**DIRECTIONS:** Find the lines below that contain the string "screenshot". Copy each one.

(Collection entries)
::::

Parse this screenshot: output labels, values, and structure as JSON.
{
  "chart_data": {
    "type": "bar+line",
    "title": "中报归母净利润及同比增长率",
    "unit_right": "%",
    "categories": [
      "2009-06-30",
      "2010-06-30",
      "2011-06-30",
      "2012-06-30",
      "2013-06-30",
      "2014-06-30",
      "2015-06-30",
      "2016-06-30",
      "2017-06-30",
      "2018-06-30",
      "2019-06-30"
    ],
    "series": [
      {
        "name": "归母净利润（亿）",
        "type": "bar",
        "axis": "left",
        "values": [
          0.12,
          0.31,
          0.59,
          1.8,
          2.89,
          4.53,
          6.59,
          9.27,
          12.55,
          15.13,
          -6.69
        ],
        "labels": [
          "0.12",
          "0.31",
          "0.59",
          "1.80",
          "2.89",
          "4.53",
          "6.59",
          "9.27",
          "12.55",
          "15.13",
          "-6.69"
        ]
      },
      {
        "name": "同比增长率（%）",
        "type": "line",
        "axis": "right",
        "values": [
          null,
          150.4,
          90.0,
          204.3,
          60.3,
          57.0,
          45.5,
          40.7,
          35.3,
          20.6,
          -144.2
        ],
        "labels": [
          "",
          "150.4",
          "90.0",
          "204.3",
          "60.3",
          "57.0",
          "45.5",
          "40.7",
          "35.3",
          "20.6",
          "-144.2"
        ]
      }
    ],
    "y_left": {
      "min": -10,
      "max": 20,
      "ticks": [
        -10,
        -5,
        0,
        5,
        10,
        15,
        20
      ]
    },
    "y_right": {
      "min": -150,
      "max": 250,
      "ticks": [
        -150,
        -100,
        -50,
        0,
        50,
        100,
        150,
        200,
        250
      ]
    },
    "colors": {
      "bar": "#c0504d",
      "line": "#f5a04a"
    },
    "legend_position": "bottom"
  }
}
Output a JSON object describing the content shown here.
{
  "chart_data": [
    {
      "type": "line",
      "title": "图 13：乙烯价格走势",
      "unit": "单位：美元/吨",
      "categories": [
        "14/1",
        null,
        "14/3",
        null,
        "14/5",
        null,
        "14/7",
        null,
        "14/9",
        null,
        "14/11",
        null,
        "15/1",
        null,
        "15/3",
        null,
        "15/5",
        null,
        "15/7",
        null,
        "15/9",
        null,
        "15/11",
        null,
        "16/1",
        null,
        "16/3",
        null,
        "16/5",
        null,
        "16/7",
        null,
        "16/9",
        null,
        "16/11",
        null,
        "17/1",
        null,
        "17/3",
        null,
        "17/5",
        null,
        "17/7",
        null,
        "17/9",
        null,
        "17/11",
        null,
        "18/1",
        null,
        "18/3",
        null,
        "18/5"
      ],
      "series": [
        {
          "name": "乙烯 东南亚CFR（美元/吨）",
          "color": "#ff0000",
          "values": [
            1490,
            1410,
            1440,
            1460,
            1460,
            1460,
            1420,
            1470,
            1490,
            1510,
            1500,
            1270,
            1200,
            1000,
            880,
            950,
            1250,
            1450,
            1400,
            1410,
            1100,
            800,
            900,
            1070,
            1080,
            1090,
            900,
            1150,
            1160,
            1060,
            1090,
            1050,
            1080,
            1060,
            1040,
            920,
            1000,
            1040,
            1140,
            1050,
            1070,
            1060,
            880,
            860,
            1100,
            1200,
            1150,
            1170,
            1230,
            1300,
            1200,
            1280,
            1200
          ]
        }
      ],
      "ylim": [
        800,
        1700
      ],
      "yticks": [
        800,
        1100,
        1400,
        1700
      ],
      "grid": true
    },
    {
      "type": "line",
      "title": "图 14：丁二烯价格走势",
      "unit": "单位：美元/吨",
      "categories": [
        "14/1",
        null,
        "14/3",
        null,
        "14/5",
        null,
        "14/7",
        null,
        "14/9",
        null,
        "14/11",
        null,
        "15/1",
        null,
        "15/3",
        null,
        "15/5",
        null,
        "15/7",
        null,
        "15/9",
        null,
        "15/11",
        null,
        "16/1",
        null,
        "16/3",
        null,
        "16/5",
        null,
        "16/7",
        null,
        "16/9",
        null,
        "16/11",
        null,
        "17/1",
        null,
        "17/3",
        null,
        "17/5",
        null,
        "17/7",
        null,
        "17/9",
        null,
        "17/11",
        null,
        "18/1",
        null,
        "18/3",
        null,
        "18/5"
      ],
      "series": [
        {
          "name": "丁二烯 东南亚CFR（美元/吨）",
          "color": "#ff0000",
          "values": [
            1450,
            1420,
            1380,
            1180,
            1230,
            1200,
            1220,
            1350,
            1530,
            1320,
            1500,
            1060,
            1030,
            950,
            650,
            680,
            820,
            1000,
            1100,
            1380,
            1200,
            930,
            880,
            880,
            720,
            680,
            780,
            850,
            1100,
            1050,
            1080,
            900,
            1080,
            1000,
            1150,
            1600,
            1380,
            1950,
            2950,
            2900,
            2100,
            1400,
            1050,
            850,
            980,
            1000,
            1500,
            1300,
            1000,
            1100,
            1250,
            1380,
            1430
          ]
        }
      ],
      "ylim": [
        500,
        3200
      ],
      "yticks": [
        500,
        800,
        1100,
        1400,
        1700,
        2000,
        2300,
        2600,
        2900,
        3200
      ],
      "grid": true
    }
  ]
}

::::

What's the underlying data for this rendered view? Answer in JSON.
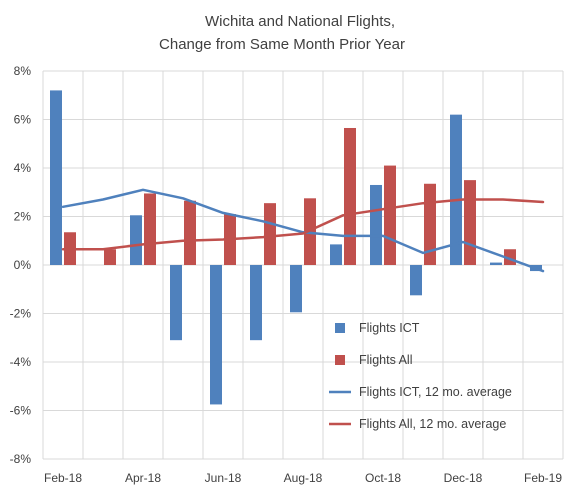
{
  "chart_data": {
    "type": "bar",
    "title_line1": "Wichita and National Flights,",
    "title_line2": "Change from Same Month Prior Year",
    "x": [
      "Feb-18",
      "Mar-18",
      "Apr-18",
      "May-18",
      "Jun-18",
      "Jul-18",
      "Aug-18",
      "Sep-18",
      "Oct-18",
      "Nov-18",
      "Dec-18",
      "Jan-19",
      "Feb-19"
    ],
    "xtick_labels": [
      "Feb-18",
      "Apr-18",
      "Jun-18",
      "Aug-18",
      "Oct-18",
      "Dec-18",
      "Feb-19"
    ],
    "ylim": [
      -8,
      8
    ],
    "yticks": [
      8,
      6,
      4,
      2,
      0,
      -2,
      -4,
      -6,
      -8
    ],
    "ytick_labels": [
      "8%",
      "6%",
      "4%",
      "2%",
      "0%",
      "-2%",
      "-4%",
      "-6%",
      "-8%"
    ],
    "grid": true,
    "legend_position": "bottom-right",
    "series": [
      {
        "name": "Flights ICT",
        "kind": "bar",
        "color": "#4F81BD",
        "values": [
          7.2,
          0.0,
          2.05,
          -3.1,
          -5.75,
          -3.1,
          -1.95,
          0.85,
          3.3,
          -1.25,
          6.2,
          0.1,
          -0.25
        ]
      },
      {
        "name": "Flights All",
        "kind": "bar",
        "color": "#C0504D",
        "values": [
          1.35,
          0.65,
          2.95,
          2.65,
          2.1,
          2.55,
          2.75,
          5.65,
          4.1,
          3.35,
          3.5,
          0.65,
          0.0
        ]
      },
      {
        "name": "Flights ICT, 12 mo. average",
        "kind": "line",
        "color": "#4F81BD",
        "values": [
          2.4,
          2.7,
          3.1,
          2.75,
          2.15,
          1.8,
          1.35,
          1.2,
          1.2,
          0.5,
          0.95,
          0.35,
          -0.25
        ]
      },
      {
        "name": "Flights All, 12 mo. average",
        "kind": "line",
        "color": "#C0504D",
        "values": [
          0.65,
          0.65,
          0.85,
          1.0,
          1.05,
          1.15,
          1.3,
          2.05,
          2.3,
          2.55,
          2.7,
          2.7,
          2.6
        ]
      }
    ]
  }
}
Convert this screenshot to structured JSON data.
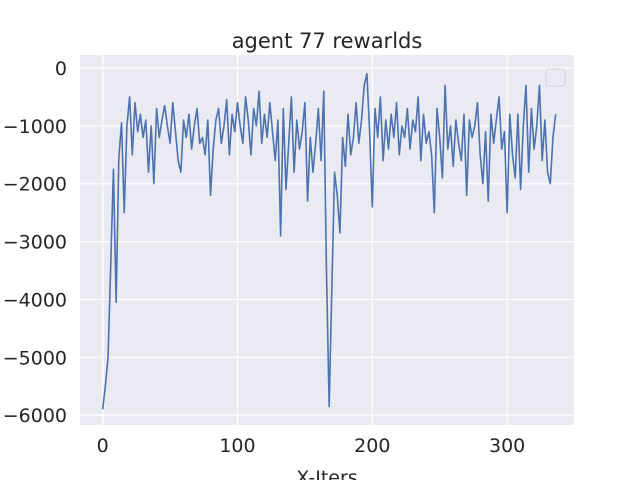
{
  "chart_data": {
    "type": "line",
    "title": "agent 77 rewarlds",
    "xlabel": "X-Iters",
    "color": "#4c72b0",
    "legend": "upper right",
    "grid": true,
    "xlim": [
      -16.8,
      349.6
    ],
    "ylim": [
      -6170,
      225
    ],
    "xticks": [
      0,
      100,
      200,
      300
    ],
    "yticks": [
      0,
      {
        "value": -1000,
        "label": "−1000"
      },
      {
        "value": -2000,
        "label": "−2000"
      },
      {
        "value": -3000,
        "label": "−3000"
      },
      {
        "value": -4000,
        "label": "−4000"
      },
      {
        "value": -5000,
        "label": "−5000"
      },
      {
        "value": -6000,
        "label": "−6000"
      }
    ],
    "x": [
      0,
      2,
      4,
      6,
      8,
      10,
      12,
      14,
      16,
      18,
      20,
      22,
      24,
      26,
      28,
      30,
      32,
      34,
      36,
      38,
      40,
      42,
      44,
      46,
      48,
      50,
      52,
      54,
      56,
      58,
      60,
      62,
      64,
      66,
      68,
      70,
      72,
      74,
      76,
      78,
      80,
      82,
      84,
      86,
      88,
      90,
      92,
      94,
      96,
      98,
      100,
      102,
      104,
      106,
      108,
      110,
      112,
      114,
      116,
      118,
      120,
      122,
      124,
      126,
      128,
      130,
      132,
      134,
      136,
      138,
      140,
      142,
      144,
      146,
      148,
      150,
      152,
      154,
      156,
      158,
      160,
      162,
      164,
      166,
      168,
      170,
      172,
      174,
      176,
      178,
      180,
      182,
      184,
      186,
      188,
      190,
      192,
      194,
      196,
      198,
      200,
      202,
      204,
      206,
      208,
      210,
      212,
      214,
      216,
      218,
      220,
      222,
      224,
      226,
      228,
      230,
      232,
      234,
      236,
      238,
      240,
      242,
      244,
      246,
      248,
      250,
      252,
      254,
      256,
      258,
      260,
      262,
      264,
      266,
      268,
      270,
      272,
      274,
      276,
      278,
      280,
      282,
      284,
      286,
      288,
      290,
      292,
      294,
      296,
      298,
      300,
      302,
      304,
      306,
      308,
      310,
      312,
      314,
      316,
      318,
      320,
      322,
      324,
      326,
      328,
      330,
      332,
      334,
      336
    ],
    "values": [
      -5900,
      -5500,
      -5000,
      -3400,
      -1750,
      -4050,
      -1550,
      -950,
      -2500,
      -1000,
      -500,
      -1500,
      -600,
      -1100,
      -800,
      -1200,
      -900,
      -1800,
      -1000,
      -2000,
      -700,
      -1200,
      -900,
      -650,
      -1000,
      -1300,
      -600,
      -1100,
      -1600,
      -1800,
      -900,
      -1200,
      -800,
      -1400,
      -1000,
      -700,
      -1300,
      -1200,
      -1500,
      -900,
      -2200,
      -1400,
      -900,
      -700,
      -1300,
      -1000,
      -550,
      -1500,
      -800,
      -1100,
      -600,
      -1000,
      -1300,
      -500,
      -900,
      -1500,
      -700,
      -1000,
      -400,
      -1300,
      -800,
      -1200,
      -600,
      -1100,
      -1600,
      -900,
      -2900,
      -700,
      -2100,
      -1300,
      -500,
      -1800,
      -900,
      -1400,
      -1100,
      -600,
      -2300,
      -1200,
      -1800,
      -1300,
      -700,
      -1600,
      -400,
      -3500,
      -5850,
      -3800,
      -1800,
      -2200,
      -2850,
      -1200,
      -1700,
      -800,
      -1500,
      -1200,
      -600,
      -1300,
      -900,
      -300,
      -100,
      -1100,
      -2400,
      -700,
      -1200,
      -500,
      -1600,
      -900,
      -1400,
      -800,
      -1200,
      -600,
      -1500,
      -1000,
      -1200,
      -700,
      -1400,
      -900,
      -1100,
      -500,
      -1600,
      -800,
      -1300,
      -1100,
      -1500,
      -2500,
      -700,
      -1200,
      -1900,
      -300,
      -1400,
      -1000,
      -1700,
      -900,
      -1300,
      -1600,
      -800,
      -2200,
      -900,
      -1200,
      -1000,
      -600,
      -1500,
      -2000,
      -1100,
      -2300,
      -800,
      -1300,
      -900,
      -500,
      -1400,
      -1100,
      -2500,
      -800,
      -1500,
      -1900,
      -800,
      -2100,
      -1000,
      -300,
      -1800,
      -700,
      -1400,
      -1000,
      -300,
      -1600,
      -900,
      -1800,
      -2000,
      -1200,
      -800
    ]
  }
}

::::

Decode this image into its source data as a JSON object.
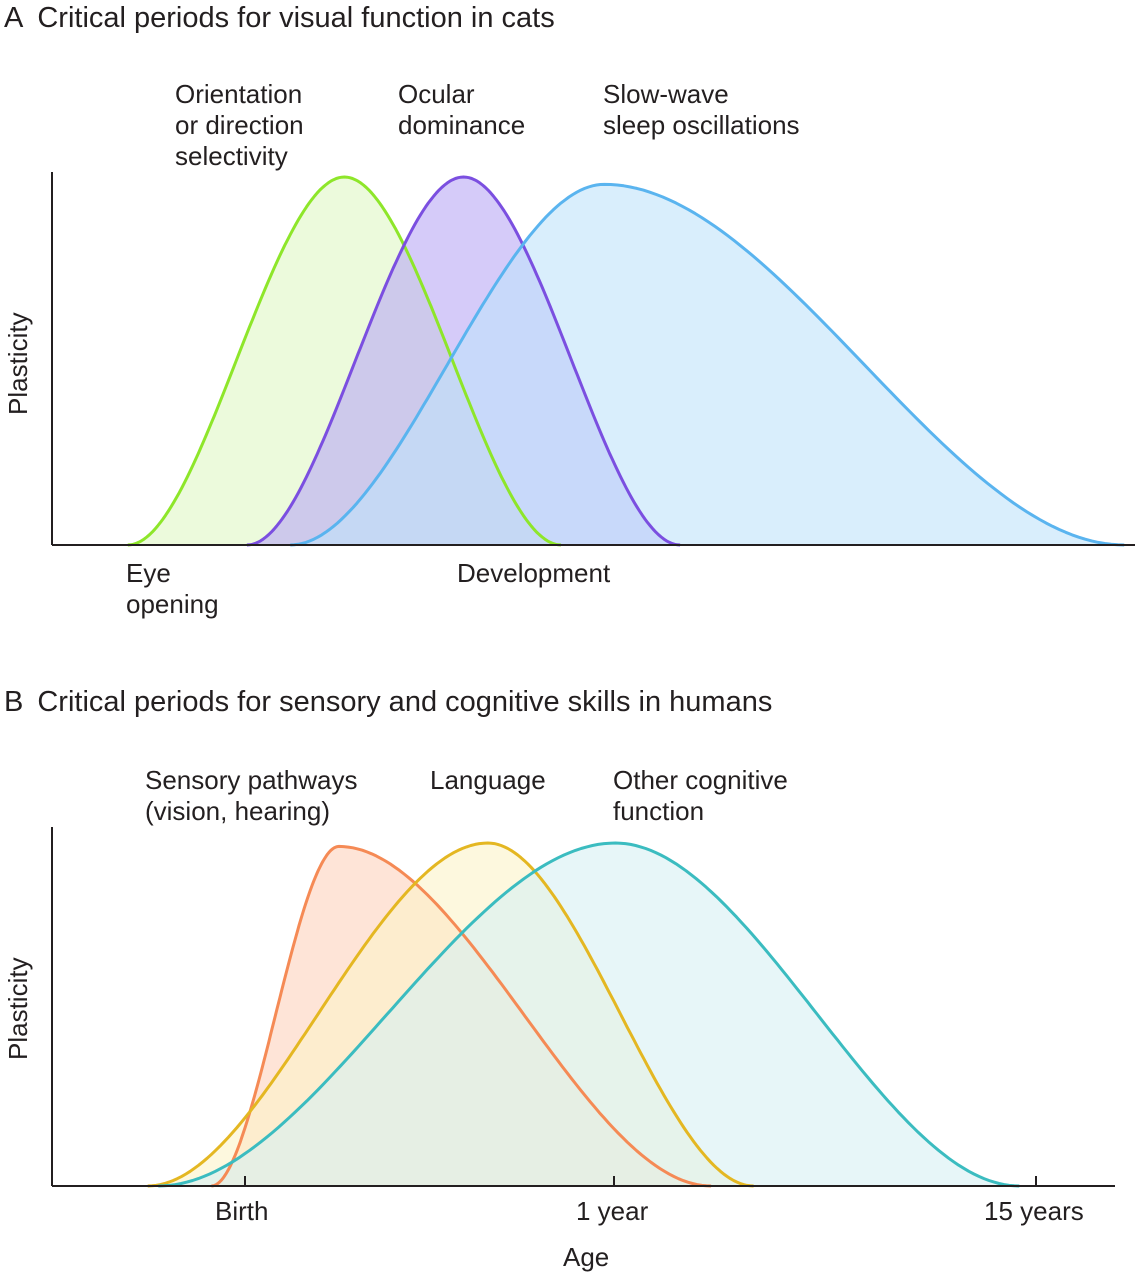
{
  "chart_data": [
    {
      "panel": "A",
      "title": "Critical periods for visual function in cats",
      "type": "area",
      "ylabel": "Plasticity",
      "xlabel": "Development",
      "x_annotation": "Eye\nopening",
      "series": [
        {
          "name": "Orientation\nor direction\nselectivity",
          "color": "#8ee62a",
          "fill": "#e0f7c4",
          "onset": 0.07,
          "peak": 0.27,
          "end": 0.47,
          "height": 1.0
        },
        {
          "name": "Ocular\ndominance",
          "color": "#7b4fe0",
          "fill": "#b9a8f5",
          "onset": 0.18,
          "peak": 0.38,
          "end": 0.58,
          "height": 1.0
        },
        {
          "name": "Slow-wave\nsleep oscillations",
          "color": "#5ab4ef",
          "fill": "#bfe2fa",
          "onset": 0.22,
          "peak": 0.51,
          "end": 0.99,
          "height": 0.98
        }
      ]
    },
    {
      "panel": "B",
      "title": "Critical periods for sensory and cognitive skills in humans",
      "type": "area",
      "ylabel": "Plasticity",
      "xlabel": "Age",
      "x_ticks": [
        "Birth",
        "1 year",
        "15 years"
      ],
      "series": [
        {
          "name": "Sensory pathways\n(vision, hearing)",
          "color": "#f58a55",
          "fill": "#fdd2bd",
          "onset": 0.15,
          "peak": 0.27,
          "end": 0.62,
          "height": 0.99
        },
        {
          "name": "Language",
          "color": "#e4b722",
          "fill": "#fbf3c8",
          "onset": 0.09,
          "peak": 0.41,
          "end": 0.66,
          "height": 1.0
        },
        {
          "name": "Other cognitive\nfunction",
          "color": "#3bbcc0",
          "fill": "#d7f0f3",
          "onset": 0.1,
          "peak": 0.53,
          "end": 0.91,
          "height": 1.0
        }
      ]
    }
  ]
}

::::

**CORRECT ANSWER:**
Parse this screenshot: output labels, values, and structure as JSON.
Convert this screenshot to structured JSON data.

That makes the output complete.